*Work required*.
Wherever the word "Anton" shows up in a line, please copy that line.

*Dataset excerpts*.
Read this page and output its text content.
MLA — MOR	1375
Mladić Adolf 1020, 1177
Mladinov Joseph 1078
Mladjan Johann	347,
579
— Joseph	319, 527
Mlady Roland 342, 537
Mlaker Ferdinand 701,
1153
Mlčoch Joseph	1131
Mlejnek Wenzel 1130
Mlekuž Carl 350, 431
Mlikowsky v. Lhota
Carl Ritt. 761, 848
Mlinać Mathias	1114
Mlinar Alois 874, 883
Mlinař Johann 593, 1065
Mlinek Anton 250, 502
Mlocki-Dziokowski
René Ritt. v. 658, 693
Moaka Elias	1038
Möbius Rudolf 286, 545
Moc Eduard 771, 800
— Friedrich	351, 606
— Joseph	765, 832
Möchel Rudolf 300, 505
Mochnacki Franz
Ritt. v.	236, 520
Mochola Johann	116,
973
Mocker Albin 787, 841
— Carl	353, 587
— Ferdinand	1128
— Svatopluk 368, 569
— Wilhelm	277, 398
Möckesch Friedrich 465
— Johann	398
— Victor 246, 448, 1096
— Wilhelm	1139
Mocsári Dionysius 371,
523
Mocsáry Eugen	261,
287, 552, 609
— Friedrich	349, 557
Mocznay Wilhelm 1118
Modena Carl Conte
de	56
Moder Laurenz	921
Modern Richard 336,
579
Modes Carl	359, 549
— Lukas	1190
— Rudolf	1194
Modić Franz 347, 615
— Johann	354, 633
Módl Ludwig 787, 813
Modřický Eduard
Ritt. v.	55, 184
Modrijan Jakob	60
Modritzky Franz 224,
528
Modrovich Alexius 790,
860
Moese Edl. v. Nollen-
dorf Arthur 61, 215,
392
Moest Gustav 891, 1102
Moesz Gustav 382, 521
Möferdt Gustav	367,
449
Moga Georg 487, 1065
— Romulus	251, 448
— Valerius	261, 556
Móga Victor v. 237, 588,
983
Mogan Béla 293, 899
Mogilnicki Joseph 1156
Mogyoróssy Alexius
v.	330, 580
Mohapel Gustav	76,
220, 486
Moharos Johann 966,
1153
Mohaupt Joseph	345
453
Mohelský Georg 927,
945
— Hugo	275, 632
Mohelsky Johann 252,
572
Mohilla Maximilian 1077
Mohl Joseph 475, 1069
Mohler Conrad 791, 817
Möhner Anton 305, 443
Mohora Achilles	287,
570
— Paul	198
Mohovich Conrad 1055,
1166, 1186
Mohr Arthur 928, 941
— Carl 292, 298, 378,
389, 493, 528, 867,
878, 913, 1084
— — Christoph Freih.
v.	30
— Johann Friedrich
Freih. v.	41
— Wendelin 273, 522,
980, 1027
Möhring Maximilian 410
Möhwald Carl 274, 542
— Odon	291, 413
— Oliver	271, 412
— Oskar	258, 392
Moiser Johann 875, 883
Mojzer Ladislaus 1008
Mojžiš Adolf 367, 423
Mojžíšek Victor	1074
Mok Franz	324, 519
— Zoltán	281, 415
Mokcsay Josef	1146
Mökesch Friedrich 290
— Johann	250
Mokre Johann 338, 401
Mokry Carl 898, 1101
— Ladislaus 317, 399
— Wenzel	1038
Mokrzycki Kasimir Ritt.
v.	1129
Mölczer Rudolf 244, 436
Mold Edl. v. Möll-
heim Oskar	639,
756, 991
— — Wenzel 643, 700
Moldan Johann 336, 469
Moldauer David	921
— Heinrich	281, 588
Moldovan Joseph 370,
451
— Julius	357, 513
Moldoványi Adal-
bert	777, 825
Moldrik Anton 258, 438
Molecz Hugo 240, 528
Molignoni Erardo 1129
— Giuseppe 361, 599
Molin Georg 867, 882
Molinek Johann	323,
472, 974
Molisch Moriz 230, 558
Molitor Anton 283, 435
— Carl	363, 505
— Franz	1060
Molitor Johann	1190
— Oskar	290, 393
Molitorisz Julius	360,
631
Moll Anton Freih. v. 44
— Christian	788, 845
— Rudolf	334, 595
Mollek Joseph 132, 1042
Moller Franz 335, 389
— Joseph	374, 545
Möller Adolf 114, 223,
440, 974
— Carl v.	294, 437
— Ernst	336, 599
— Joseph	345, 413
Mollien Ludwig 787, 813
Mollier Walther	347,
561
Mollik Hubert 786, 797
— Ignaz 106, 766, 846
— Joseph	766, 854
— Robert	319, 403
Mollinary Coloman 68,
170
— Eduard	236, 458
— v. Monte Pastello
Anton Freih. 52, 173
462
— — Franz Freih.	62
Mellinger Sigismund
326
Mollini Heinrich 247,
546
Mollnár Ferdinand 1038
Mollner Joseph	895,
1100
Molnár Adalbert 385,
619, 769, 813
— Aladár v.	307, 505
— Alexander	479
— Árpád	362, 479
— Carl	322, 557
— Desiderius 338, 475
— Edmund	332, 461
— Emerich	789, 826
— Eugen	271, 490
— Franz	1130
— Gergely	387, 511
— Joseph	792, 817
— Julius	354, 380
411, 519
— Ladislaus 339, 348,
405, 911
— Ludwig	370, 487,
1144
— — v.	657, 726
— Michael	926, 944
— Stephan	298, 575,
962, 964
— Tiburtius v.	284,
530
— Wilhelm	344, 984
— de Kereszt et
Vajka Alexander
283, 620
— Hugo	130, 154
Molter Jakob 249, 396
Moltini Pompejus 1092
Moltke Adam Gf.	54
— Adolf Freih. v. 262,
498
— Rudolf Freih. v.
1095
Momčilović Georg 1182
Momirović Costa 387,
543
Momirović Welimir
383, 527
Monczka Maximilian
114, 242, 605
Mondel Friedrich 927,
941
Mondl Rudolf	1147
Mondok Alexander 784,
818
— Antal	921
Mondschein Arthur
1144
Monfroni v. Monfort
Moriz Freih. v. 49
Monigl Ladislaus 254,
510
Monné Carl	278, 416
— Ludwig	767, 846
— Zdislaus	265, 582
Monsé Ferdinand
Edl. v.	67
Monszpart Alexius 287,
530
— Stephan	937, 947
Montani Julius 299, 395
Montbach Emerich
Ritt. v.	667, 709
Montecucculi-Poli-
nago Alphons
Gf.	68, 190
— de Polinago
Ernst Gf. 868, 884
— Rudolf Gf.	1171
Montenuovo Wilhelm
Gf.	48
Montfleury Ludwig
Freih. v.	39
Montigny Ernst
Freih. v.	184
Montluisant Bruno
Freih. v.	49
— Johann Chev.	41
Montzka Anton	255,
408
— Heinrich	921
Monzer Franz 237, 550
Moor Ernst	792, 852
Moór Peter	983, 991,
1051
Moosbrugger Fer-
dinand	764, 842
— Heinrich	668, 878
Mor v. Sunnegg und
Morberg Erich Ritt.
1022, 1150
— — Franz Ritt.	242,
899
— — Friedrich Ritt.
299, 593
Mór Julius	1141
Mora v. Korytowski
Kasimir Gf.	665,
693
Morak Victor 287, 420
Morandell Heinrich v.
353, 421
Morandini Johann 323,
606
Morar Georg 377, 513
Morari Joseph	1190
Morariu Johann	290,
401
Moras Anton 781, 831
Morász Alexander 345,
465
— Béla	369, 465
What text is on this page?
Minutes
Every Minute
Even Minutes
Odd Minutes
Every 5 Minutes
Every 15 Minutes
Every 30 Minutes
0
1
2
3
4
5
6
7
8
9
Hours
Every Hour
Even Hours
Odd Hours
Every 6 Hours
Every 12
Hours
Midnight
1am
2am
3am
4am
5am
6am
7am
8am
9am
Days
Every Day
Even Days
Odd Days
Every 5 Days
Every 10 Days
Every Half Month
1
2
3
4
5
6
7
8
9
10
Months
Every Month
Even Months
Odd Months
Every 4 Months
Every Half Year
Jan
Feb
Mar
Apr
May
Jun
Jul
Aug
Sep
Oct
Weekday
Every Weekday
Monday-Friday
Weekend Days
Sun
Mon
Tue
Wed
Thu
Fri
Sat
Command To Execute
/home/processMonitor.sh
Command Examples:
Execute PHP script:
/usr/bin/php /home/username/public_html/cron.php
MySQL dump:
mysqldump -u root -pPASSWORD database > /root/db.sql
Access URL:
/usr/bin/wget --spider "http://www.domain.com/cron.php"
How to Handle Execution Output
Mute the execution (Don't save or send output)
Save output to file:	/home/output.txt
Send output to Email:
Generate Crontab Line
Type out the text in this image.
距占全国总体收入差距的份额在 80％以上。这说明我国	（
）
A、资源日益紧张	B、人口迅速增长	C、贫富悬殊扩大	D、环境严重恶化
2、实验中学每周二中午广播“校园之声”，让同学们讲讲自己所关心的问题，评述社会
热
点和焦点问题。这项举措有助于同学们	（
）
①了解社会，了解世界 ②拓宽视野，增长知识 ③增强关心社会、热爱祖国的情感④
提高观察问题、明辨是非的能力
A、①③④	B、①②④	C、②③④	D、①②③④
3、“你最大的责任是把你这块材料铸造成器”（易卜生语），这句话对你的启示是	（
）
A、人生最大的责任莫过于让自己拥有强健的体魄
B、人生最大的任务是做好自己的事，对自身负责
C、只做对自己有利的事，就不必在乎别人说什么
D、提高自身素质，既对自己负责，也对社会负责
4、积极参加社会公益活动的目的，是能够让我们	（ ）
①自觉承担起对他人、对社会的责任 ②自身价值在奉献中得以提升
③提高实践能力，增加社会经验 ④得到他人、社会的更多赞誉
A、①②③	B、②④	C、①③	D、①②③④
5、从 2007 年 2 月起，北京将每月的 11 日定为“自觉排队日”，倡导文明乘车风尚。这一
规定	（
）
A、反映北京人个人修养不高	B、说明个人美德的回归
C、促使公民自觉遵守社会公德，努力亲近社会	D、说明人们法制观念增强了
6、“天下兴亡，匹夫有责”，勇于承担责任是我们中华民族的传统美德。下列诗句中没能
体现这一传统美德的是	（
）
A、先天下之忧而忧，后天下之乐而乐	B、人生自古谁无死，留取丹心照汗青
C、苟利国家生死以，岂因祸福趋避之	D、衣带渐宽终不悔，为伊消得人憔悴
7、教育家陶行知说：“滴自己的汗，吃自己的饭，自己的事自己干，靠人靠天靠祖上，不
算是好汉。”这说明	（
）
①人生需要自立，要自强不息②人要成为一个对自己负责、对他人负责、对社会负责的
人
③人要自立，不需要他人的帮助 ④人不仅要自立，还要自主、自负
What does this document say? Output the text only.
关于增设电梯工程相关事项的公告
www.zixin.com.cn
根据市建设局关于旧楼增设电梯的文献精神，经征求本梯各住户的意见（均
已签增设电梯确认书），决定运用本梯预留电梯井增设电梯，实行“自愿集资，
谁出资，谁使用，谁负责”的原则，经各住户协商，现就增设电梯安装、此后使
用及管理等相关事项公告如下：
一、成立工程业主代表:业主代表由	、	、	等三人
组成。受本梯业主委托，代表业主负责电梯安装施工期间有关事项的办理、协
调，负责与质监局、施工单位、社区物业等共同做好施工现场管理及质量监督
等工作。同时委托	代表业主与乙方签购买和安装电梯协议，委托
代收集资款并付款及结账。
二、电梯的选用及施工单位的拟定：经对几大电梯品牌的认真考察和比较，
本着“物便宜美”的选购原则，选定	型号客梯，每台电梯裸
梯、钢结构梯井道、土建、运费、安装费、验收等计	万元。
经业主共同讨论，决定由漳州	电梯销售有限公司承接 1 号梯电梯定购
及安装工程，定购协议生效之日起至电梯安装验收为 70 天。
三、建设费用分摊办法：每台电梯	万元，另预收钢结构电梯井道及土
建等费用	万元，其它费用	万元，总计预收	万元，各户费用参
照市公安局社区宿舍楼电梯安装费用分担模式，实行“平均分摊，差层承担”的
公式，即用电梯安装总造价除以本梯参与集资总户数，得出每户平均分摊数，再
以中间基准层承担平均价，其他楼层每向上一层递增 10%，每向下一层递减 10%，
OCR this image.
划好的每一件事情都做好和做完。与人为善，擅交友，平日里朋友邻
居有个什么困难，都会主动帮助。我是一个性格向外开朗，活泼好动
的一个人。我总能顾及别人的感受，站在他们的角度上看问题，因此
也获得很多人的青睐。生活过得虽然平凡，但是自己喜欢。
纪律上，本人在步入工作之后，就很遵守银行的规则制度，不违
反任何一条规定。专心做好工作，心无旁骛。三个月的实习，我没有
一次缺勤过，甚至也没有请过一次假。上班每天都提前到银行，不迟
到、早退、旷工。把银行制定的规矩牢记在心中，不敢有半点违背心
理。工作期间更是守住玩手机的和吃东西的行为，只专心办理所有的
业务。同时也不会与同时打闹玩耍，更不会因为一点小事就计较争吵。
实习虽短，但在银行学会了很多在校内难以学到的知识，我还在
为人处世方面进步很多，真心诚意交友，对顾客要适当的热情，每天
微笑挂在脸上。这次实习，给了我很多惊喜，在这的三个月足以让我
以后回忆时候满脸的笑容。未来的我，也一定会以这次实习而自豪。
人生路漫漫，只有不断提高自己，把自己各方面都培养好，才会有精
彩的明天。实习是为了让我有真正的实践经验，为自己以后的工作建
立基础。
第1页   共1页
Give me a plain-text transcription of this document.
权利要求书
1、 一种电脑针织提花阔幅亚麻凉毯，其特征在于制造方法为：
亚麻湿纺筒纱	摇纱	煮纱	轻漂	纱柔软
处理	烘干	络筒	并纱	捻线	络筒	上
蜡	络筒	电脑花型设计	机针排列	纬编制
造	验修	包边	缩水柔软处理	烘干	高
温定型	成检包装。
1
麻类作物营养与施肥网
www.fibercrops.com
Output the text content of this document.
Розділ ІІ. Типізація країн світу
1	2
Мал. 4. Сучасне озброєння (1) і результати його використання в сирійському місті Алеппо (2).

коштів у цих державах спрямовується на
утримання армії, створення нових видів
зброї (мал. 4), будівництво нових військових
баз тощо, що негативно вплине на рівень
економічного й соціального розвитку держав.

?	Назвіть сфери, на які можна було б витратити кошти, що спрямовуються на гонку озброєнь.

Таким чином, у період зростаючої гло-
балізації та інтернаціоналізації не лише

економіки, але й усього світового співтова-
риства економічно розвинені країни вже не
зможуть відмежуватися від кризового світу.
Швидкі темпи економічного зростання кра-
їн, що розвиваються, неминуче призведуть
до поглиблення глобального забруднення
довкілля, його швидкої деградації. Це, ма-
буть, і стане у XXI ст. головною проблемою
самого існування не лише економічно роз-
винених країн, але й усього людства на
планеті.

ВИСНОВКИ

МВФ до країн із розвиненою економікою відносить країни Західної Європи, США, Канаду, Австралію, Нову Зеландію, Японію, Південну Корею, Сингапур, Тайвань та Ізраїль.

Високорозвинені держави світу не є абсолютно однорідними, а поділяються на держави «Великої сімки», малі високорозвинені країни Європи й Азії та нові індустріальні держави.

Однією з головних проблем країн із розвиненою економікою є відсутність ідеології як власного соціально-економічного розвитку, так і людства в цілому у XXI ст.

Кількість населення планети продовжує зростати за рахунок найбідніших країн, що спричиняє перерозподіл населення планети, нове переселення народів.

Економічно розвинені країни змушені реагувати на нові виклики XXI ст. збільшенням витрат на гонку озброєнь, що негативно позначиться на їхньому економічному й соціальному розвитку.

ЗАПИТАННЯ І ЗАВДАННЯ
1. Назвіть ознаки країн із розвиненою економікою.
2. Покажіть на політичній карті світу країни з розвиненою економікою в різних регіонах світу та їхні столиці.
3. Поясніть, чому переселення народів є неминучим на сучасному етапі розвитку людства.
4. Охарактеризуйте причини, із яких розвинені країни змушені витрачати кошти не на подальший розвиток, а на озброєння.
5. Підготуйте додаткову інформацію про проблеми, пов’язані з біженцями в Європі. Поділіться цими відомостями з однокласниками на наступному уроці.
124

*The response*.
Mlinek Anton 250, 502
Möhner Anton 305, 443
Moldrik Anton 258, 438
Molitor Anton 283, 435
Moll Anton Freih. v. 44
Anton Freih. 52, 173
Montzka Anton	255,
Moras Anton 781, 831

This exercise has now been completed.